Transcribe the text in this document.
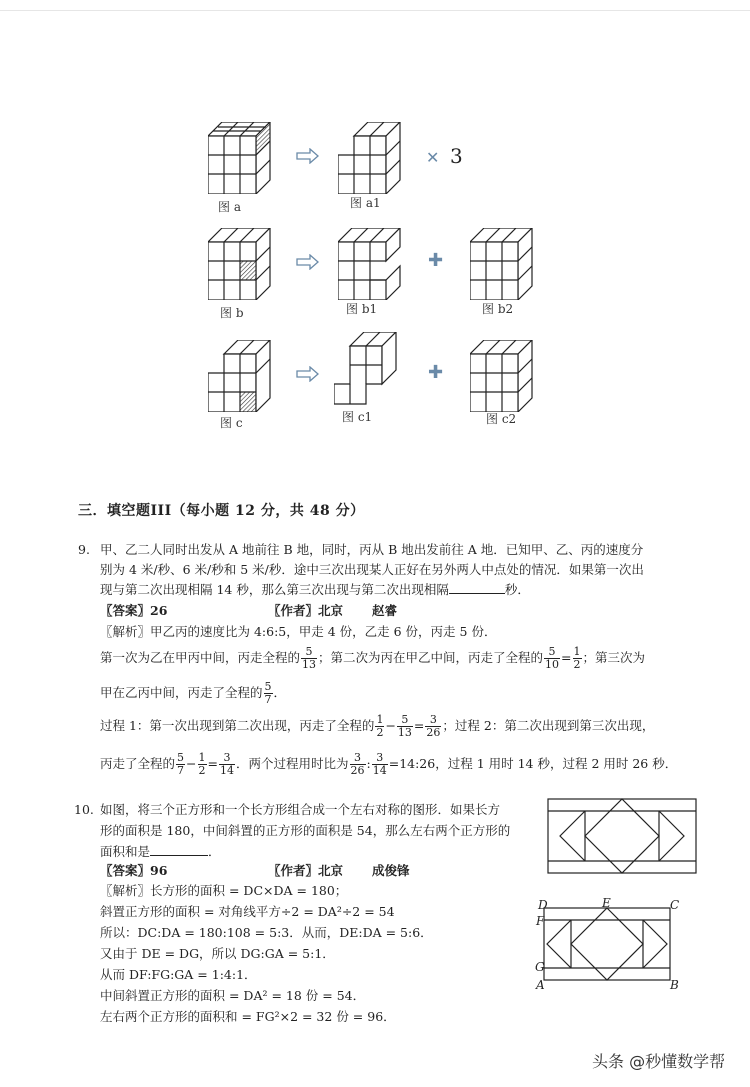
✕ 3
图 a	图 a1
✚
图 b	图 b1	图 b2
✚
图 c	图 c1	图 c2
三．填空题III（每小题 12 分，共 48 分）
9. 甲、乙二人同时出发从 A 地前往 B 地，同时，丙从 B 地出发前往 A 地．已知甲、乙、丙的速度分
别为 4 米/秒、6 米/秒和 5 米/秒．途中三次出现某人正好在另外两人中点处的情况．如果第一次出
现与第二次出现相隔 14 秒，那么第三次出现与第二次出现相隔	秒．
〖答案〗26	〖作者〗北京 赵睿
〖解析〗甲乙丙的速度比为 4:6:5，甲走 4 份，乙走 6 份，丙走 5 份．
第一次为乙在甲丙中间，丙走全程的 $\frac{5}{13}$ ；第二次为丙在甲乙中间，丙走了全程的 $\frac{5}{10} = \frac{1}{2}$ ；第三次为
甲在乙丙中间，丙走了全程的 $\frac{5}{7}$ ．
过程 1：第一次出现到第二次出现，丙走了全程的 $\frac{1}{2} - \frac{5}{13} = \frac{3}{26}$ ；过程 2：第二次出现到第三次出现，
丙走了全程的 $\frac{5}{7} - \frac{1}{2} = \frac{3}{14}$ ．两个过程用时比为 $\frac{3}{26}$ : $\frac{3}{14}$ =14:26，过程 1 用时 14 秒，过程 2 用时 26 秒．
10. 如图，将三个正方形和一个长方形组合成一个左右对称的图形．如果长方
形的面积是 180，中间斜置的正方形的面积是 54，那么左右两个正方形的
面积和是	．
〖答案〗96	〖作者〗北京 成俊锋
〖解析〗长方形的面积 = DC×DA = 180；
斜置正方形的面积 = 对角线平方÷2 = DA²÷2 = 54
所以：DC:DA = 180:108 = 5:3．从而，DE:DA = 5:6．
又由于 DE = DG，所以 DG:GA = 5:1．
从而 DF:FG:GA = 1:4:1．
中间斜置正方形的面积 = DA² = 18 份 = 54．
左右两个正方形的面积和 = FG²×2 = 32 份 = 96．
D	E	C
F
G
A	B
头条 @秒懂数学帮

* * *

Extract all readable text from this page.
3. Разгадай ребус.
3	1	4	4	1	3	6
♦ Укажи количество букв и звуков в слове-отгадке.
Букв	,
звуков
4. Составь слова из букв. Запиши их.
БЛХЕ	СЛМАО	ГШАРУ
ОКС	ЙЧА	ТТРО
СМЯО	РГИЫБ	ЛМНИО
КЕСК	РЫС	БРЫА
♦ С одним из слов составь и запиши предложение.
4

## Problem requirements
Each line above that includes "звуков" should be shown.

## Answer to the problem
♦ Укажи количество букв и звуков в слове-отгадке.
звуков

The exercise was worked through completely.